## Challenge
How many lines of the entries below include the word "title"? Answer with the number alone.

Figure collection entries

******

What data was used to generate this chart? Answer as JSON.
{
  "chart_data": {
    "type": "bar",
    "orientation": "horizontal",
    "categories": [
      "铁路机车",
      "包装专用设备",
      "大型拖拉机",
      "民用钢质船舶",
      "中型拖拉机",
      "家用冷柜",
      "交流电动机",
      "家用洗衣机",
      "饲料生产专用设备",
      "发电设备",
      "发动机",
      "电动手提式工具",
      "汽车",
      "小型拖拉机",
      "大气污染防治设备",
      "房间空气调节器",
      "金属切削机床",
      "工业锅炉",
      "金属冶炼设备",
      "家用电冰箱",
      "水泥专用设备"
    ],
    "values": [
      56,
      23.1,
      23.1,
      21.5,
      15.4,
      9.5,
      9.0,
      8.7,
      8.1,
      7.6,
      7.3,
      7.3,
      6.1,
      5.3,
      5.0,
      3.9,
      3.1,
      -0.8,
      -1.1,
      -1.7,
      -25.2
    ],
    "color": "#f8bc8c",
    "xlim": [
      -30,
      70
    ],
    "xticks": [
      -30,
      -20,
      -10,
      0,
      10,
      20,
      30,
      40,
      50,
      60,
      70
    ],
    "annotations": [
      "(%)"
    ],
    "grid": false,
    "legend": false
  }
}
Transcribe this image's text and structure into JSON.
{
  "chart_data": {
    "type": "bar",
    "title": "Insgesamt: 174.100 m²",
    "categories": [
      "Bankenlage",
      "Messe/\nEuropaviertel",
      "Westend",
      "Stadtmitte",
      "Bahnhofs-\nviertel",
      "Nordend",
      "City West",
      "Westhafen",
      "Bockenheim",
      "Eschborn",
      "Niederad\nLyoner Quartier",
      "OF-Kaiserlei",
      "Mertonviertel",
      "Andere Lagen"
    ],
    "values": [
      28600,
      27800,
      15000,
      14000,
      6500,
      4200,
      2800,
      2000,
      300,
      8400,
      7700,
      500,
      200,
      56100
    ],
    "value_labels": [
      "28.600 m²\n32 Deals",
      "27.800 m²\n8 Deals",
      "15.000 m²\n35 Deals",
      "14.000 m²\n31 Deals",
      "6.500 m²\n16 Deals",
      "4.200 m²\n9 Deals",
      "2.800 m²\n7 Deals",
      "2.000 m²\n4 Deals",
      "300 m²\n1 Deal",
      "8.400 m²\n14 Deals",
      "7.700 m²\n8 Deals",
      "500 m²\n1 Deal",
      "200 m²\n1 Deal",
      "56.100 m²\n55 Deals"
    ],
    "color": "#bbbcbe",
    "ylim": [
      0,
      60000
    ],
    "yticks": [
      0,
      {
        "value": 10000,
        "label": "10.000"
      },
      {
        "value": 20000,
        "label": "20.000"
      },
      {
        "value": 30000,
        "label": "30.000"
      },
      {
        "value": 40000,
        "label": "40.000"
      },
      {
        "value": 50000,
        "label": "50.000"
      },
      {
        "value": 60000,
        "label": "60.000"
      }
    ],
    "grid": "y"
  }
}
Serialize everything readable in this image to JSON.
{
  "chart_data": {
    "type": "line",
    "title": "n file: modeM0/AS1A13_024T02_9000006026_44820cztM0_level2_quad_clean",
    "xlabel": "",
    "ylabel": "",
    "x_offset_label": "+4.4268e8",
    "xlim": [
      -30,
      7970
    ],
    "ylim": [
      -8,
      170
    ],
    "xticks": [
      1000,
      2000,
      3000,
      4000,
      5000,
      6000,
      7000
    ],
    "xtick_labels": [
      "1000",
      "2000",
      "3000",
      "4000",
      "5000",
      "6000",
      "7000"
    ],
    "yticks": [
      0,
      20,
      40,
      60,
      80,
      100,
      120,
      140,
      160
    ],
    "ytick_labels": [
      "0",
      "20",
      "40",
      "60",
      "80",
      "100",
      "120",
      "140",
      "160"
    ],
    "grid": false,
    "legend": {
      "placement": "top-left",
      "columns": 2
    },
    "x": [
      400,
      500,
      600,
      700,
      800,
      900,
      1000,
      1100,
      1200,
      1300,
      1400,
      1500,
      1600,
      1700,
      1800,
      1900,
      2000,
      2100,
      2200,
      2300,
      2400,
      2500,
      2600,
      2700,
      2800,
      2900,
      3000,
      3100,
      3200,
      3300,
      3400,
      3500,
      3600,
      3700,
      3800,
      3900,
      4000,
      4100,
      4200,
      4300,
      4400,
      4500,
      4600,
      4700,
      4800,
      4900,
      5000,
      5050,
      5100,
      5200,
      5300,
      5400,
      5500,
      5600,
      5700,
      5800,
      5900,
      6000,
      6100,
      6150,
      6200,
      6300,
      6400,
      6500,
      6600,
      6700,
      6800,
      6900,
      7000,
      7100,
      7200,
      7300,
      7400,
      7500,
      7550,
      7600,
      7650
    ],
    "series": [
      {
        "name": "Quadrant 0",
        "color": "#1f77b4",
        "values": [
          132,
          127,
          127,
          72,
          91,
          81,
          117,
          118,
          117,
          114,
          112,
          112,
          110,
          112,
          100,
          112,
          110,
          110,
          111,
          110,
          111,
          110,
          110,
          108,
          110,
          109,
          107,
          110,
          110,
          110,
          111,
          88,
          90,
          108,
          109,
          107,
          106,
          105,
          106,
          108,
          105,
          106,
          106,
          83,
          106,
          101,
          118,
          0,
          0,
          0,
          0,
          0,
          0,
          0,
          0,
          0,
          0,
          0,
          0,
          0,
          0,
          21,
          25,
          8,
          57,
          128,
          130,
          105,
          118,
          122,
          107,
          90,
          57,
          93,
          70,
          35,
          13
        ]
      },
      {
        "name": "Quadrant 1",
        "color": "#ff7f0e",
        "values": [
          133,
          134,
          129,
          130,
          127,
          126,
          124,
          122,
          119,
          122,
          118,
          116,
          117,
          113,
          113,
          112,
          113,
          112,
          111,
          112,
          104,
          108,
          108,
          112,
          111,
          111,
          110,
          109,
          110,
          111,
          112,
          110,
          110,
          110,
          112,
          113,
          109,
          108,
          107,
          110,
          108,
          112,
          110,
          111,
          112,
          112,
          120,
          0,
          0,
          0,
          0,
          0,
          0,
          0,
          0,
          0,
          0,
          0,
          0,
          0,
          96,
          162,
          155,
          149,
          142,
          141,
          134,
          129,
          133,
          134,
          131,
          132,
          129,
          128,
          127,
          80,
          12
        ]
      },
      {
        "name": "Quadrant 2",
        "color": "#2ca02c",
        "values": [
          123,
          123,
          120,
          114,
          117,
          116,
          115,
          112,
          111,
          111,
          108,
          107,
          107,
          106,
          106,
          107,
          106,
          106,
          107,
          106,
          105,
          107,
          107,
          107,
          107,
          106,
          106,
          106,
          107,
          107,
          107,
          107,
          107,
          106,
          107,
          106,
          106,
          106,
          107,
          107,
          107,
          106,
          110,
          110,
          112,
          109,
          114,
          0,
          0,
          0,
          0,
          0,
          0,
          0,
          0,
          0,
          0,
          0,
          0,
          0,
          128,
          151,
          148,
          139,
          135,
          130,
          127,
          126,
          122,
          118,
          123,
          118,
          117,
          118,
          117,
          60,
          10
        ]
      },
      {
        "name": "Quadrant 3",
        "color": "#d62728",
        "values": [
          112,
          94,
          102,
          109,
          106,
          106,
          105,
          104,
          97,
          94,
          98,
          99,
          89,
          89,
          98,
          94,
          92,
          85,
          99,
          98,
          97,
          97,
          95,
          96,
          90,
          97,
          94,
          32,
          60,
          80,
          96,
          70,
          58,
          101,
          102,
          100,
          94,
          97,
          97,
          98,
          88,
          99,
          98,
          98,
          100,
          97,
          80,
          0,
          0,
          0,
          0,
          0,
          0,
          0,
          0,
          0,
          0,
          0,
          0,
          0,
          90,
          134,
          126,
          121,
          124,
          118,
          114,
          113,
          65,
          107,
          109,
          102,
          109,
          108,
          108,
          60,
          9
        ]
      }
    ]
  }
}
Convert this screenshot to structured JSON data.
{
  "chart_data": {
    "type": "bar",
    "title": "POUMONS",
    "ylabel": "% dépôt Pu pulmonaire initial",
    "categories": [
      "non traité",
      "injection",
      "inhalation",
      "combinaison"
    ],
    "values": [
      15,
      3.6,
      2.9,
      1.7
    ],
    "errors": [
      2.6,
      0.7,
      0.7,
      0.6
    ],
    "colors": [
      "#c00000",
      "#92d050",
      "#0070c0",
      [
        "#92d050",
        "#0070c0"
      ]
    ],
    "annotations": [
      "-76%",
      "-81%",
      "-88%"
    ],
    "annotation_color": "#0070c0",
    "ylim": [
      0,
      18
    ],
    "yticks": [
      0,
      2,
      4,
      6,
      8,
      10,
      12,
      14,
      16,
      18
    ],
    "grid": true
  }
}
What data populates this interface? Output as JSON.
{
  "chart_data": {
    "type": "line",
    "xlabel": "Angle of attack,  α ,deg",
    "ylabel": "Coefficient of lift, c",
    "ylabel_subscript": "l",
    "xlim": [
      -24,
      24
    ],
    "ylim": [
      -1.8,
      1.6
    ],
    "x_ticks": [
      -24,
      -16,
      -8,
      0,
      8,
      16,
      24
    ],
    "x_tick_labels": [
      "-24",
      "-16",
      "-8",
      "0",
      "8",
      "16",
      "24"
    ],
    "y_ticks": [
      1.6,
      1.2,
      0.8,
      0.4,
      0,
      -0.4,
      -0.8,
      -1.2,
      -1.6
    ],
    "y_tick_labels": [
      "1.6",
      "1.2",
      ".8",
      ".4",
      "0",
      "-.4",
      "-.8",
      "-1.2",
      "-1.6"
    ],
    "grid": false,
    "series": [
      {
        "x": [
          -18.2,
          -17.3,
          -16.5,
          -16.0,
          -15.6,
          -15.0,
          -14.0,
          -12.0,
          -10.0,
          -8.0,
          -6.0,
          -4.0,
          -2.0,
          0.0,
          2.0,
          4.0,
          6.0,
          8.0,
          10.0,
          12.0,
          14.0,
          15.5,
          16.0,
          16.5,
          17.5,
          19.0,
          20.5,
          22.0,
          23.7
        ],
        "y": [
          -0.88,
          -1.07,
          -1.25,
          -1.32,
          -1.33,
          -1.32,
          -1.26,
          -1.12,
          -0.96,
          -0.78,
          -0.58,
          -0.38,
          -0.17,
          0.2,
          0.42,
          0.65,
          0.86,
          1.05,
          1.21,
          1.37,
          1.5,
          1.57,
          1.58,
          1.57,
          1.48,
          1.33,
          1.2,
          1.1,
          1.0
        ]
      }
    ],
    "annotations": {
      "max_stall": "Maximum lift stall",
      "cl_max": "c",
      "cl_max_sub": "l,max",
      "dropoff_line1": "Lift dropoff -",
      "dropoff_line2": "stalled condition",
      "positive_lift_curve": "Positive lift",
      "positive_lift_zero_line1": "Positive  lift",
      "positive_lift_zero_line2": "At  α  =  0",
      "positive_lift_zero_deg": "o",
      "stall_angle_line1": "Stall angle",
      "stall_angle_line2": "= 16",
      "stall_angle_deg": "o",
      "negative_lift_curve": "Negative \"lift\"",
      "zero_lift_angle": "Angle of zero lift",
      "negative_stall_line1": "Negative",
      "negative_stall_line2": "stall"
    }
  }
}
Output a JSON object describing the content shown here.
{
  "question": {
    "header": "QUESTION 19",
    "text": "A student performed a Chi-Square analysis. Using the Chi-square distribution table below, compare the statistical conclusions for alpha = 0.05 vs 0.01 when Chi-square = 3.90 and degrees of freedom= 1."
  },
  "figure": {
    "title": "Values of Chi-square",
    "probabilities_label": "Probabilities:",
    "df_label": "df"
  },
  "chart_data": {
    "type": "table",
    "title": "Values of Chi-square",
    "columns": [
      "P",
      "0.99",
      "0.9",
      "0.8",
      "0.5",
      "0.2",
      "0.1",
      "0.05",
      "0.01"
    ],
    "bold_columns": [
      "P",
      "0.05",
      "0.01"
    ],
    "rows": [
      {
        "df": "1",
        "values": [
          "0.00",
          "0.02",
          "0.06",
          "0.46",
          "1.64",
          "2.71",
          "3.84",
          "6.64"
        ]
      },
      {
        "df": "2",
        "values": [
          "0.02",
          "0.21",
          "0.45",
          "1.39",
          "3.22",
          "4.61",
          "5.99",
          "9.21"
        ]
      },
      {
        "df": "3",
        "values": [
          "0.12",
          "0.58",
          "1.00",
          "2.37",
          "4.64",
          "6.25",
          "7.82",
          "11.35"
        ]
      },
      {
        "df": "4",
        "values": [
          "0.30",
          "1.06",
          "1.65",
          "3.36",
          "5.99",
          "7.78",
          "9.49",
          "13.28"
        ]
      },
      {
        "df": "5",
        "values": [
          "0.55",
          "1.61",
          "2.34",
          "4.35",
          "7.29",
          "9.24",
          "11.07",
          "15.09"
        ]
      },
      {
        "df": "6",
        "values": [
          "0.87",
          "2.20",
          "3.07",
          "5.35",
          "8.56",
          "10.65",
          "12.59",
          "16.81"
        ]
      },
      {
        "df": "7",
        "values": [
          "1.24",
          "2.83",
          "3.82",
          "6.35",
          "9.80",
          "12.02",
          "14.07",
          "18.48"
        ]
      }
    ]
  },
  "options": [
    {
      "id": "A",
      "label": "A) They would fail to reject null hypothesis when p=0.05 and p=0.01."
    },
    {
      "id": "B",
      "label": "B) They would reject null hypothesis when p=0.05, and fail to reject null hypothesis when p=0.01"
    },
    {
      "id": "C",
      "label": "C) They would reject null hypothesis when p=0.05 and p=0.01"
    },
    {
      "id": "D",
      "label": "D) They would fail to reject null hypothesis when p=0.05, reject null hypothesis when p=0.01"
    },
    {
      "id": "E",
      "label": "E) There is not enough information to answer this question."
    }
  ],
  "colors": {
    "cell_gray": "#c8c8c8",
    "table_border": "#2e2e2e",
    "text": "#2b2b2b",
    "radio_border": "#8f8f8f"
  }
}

******

## Full answer
5